## Material supplied
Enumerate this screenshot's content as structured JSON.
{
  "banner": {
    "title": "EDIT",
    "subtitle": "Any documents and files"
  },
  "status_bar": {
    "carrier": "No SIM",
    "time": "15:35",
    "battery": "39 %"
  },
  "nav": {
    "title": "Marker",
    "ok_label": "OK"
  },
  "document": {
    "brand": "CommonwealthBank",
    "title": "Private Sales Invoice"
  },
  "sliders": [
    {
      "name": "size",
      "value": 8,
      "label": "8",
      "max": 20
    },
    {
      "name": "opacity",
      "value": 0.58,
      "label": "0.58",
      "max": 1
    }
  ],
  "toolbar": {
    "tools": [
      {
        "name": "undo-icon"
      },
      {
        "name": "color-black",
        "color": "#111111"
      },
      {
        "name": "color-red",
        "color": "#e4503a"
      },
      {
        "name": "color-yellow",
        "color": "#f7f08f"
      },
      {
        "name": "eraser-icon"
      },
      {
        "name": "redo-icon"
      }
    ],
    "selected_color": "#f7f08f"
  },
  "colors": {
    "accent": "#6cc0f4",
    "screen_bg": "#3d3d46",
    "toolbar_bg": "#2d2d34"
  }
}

## Work to complete
Reproduce the full listing exactly.

## Correct response
Enumerate this screenshot's content as structured JSON.
{
  "banner": {
    "title": "EDIT",
    "subtitle": "Any documents and files"
  },
  "status_bar": {
    "carrier": "No SIM",
    "time": "15:35",
    "battery": "39 %"
  },
  "nav": {
    "title": "Marker",
    "ok_label": "OK"
  },
  "document": {
    "brand": "CommonwealthBank",
    "title": "Private Sales Invoice"
  },
  "sliders": [
    {
      "name": "size",
      "value": 8,
      "label": "8",
      "max": 20
    },
    {
      "name": "opacity",
      "value": 0.58,
      "label": "0.58",
      "max": 1
    }
  ],
  "toolbar": {
    "tools": [
      {
        "name": "undo-icon"
      },
      {
        "name": "color-black",
        "color": "#111111"
      },
      {
        "name": "color-red",
        "color": "#e4503a"
      },
      {
        "name": "color-yellow",
        "color": "#f7f08f"
      },
      {
        "name": "eraser-icon"
      },
      {
        "name": "redo-icon"
      }
    ],
    "selected_color": "#f7f08f"
  },
  "colors": {
    "accent": "#6cc0f4",
    "screen_bg": "#3d3d46",
    "toolbar_bg": "#2d2d34"
  }
}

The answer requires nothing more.